## Assigned task
Please provide the entries below again, word for word.

***** Source data

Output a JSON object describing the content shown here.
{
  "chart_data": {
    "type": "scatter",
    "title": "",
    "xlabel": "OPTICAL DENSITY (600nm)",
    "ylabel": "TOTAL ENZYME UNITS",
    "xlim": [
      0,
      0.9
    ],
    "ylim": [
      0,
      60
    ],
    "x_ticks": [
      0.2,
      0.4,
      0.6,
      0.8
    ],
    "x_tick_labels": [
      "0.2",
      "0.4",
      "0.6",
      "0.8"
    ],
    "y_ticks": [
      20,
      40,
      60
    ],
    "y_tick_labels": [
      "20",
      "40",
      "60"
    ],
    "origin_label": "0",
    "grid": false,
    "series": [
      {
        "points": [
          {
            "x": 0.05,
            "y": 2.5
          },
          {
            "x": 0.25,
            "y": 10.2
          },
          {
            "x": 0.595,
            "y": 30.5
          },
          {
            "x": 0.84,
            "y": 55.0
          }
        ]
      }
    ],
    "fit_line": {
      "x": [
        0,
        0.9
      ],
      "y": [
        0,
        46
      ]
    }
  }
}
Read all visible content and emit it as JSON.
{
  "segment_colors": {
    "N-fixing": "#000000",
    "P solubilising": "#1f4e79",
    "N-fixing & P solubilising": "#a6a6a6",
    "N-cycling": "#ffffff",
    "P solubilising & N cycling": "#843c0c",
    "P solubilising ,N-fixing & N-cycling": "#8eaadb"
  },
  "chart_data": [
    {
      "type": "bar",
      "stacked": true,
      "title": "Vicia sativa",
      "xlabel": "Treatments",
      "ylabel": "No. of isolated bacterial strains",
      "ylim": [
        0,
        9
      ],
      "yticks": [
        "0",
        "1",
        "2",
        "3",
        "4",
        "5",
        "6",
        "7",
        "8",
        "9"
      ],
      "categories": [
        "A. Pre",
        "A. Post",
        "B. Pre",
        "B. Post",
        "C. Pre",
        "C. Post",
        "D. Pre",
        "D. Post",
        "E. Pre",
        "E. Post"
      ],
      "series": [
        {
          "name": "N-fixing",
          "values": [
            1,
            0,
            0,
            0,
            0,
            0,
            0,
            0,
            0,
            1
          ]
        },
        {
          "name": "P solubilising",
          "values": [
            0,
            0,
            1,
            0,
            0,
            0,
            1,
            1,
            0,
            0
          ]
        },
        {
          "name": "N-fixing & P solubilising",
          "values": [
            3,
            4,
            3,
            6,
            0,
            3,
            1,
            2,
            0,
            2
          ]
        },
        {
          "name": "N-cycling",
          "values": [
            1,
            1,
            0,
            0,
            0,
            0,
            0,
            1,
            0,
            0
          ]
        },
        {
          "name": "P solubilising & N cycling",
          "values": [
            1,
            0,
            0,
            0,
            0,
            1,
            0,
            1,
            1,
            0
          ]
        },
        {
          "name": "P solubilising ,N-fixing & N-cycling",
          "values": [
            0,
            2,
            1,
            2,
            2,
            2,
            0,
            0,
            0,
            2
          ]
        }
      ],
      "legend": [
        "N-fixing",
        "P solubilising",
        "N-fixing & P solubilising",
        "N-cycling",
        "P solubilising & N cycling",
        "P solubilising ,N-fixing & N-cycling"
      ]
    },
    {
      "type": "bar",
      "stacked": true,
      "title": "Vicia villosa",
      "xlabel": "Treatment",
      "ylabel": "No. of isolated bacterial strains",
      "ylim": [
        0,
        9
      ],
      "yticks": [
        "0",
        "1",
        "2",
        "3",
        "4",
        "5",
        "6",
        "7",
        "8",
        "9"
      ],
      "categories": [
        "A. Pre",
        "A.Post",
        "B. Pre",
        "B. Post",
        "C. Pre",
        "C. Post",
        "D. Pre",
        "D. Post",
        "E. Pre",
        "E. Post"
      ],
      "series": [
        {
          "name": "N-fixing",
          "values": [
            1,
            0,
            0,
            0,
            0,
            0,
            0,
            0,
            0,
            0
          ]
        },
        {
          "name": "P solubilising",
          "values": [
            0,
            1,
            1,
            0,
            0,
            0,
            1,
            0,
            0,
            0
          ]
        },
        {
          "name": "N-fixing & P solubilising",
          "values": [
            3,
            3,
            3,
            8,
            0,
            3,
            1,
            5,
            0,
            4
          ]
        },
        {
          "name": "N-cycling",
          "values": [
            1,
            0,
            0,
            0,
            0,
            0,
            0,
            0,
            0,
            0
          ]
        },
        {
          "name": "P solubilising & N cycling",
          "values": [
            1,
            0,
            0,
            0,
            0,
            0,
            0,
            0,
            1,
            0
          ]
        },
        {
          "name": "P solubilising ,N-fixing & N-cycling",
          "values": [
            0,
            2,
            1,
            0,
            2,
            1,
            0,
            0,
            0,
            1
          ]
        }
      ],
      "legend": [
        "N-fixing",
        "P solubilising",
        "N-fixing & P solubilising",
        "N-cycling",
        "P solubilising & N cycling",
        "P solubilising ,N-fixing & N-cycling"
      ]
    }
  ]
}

**********

## Answer section
Output a JSON object describing the content shown here.
{
  "chart_data": {
    "type": "scatter",
    "title": "",
    "xlabel": "OPTICAL DENSITY (600nm)",
    "ylabel": "TOTAL ENZYME UNITS",
    "xlim": [
      0,
      0.9
    ],
    "ylim": [
      0,
      60
    ],
    "x_ticks": [
      0.2,
      0.4,
      0.6,
      0.8
    ],
    "x_tick_labels": [
      "0.2",
      "0.4",
      "0.6",
      "0.8"
    ],
    "y_ticks": [
      20,
      40,
      60
    ],
    "y_tick_labels": [
      "20",
      "40",
      "60"
    ],
    "origin_label": "0",
    "grid": false,
    "series": [
      {
        "points": [
          {
            "x": 0.05,
            "y": 2.5
          },
          {
            "x": 0.25,
            "y": 10.2
          },
          {
            "x": 0.595,
            "y": 30.5
          },
          {
            "x": 0.84,
            "y": 55.0
          }
        ]
      }
    ],
    "fit_line": {
      "x": [
        0,
        0.9
      ],
      "y": [
        0,
        46
      ]
    }
  }
}
Read all visible content and emit it as JSON.
{
  "segment_colors": {
    "N-fixing": "#000000",
    "P solubilising": "#1f4e79",
    "N-fixing & P solubilising": "#a6a6a6",
    "N-cycling": "#ffffff",
    "P solubilising & N cycling": "#843c0c",
    "P solubilising ,N-fixing & N-cycling": "#8eaadb"
  },
  "chart_data": [
    {
      "type": "bar",
      "stacked": true,
      "title": "Vicia sativa",
      "xlabel": "Treatments",
      "ylabel": "No. of isolated bacterial strains",
      "ylim": [
        0,
        9
      ],
      "yticks": [
        "0",
        "1",
        "2",
        "3",
        "4",
        "5",
        "6",
        "7",
        "8",
        "9"
      ],
      "categories": [
        "A. Pre",
        "A. Post",
        "B. Pre",
        "B. Post",
        "C. Pre",
        "C. Post",
        "D. Pre",
        "D. Post",
        "E. Pre",
        "E. Post"
      ],
      "series": [
        {
          "name": "N-fixing",
          "values": [
            1,
            0,
            0,
            0,
            0,
            0,
            0,
            0,
            0,
            1
          ]
        },
        {
          "name": "P solubilising",
          "values": [
            0,
            0,
            1,
            0,
            0,
            0,
            1,
            1,
            0,
            0
          ]
        },
        {
          "name": "N-fixing & P solubilising",
          "values": [
            3,
            4,
            3,
            6,
            0,
            3,
            1,
            2,
            0,
            2
          ]
        },
        {
          "name": "N-cycling",
          "values": [
            1,
            1,
            0,
            0,
            0,
            0,
            0,
            1,
            0,
            0
          ]
        },
        {
          "name": "P solubilising & N cycling",
          "values": [
            1,
            0,
            0,
            0,
            0,
            1,
            0,
            1,
            1,
            0
          ]
        },
        {
          "name": "P solubilising ,N-fixing & N-cycling",
          "values": [
            0,
            2,
            1,
            2,
            2,
            2,
            0,
            0,
            0,
            2
          ]
        }
      ],
      "legend": [
        "N-fixing",
        "P solubilising",
        "N-fixing & P solubilising",
        "N-cycling",
        "P solubilising & N cycling",
        "P solubilising ,N-fixing & N-cycling"
      ]
    },
    {
      "type": "bar",
      "stacked": true,
      "title": "Vicia villosa",
      "xlabel": "Treatment",
      "ylabel": "No. of isolated bacterial strains",
      "ylim": [
        0,
        9
      ],
      "yticks": [
        "0",
        "1",
        "2",
        "3",
        "4",
        "5",
        "6",
        "7",
        "8",
        "9"
      ],
      "categories": [
        "A. Pre",
        "A.Post",
        "B. Pre",
        "B. Post",
        "C. Pre",
        "C. Post",
        "D. Pre",
        "D. Post",
        "E. Pre",
        "E. Post"
      ],
      "series": [
        {
          "name": "N-fixing",
          "values": [
            1,
            0,
            0,
            0,
            0,
            0,
            0,
            0,
            0,
            0
          ]
        },
        {
          "name": "P solubilising",
          "values": [
            0,
            1,
            1,
            0,
            0,
            0,
            1,
            0,
            0,
            0
          ]
        },
        {
          "name": "N-fixing & P solubilising",
          "values": [
            3,
            3,
            3,
            8,
            0,
            3,
            1,
            5,
            0,
            4
          ]
        },
        {
          "name": "N-cycling",
          "values": [
            1,
            0,
            0,
            0,
            0,
            0,
            0,
            0,
            0,
            0
          ]
        },
        {
          "name": "P solubilising & N cycling",
          "values": [
            1,
            0,
            0,
            0,
            0,
            0,
            0,
            0,
            1,
            0
          ]
        },
        {
          "name": "P solubilising ,N-fixing & N-cycling",
          "values": [
            0,
            2,
            1,
            0,
            2,
            1,
            0,
            0,
            0,
            1
          ]
        }
      ],
      "legend": [
        "N-fixing",
        "P solubilising",
        "N-fixing & P solubilising",
        "N-cycling",
        "P solubilising & N cycling",
        "P solubilising ,N-fixing & N-cycling"
      ]
    }
  ]
}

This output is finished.